GIVEN PROBLEM = Repeat the entries that follow verbatim, without any of their pictures.

RECORD EXTRACTS =
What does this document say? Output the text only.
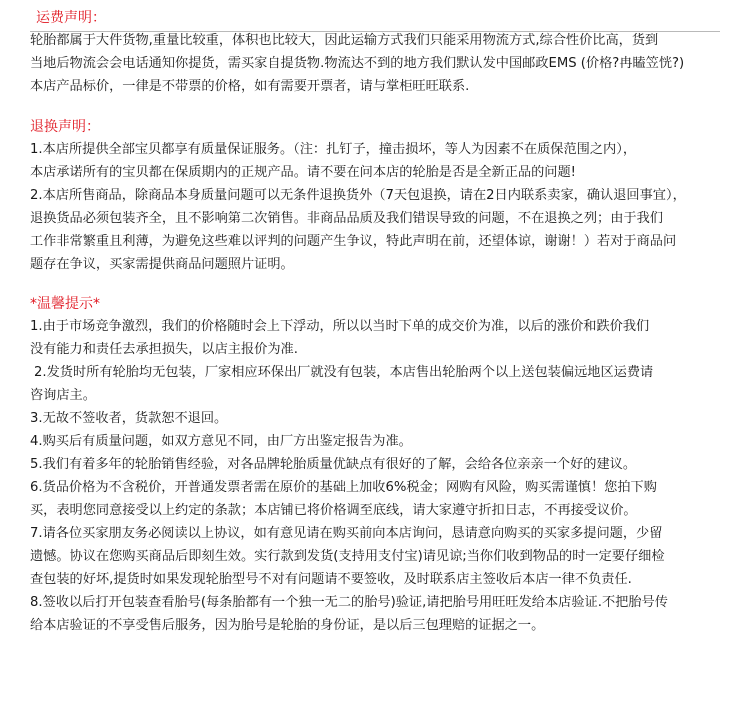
运费声明：
轮胎都属于大件货物,重量比较重，体积也比较大，因此运输方式我们只能采用物流方式,综合性价比高，货到
当地后物流会会电话通知你提货，需买家自提货物.物流达不到的地方我们默认发中国邮政EMS (价格?冉瞌笠恍?)
本店产品标价，一律是不带票的价格，如有需要开票者，请与掌柜旺旺联系.
退换声明：
1.本店所提供全部宝贝都享有质量保证服务。（注：扎钉子，撞击损坏，等人为因素不在质保范围之内），
本店承诺所有的宝贝都在保质期内的正规产品。请不要在问本店的轮胎是否是全新正品的问题!
2.本店所售商品，除商品本身质量问题可以无条件退换货外（7天包退换，请在2日内联系卖家，确认退回事宜），
退换货品必须包装齐全，且不影响第二次销售。非商品品质及我们错误导致的问题，不在退换之列；由于我们
工作非常繁重且利薄，为避免这些难以评判的问题产生争议，特此声明在前，还望体谅，谢谢！）若对于商品问
题存在争议，买家需提供商品问题照片证明。
*温馨提示*
1.由于市场竞争激烈，我们的价格随时会上下浮动，所以以当时下单的成交价为准，以后的涨价和跌价我们
没有能力和责任去承担损失，以店主报价为准.
2.发货时所有轮胎均无包装，厂家相应环保出厂就没有包装，本店售出轮胎两个以上送包装偏远地区运费请
咨询店主。
3.无故不签收者，货款恕不退回。
4.购买后有质量问题，如双方意见不同，由厂方出鉴定报告为准。
5.我们有着多年的轮胎销售经验，对各品牌轮胎质量优缺点有很好的了解，会给各位亲亲一个好的建议。
6.货品价格为不含税价，开普通发票者需在原价的基础上加收6%税金；网购有风险，购买需谨慎！您拍下购
买，表明您同意接受以上约定的条款；本店铺已将价格调至底线，请大家遵守折扣日志，不再接受议价。
7.请各位买家朋友务必阅读以上协议，如有意见请在购买前向本店询问，恳请意向购买的买家多提问题，少留
遗憾。协议在您购买商品后即刻生效。实行款到发货(支持用支付宝)请见谅;当你们收到物品的时一定要仔细检
查包装的好坏,提货时如果发现轮胎型号不对有问题请不要签收，及时联系店主签收后本店一律不负责任.
8.签收以后打开包装查看胎号(每条胎都有一个独一无二的胎号)验证,请把胎号用旺旺发给本店验证.不把胎号传
给本店验证的不享受售后服务，因为胎号是轮胎的身份证，是以后三包理赔的证据之一。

REPLY TO THE TASK =
What does this document say? Output the text only.
运费声明：
轮胎都属于大件货物,重量比较重，体积也比较大，因此运输方式我们只能采用物流方式,综合性价比高，货到
当地后物流会会电话通知你提货，需买家自提货物.物流达不到的地方我们默认发中国邮政EMS (价格?冉瞌笠恍?)
本店产品标价，一律是不带票的价格，如有需要开票者，请与掌柜旺旺联系.
退换声明：
1.本店所提供全部宝贝都享有质量保证服务。（注：扎钉子，撞击损坏，等人为因素不在质保范围之内），
本店承诺所有的宝贝都在保质期内的正规产品。请不要在问本店的轮胎是否是全新正品的问题!
2.本店所售商品，除商品本身质量问题可以无条件退换货外（7天包退换，请在2日内联系卖家，确认退回事宜），
退换货品必须包装齐全，且不影响第二次销售。非商品品质及我们错误导致的问题，不在退换之列；由于我们
工作非常繁重且利薄，为避免这些难以评判的问题产生争议，特此声明在前，还望体谅，谢谢！）若对于商品问
题存在争议，买家需提供商品问题照片证明。
*温馨提示*
1.由于市场竞争激烈，我们的价格随时会上下浮动，所以以当时下单的成交价为准，以后的涨价和跌价我们
没有能力和责任去承担损失，以店主报价为准.
2.发货时所有轮胎均无包装，厂家相应环保出厂就没有包装，本店售出轮胎两个以上送包装偏远地区运费请
咨询店主。
3.无故不签收者，货款恕不退回。
4.购买后有质量问题，如双方意见不同，由厂方出鉴定报告为准。
5.我们有着多年的轮胎销售经验，对各品牌轮胎质量优缺点有很好的了解，会给各位亲亲一个好的建议。
6.货品价格为不含税价，开普通发票者需在原价的基础上加收6%税金；网购有风险，购买需谨慎！您拍下购
买，表明您同意接受以上约定的条款；本店铺已将价格调至底线，请大家遵守折扣日志，不再接受议价。
7.请各位买家朋友务必阅读以上协议，如有意见请在购买前向本店询问，恳请意向购买的买家多提问题，少留
遗憾。协议在您购买商品后即刻生效。实行款到发货(支持用支付宝)请见谅;当你们收到物品的时一定要仔细检
查包装的好坏,提货时如果发现轮胎型号不对有问题请不要签收，及时联系店主签收后本店一律不负责任.
8.签收以后打开包装查看胎号(每条胎都有一个独一无二的胎号)验证,请把胎号用旺旺发给本店验证.不把胎号传
给本店验证的不享受售后服务，因为胎号是轮胎的身份证，是以后三包理赔的证据之一。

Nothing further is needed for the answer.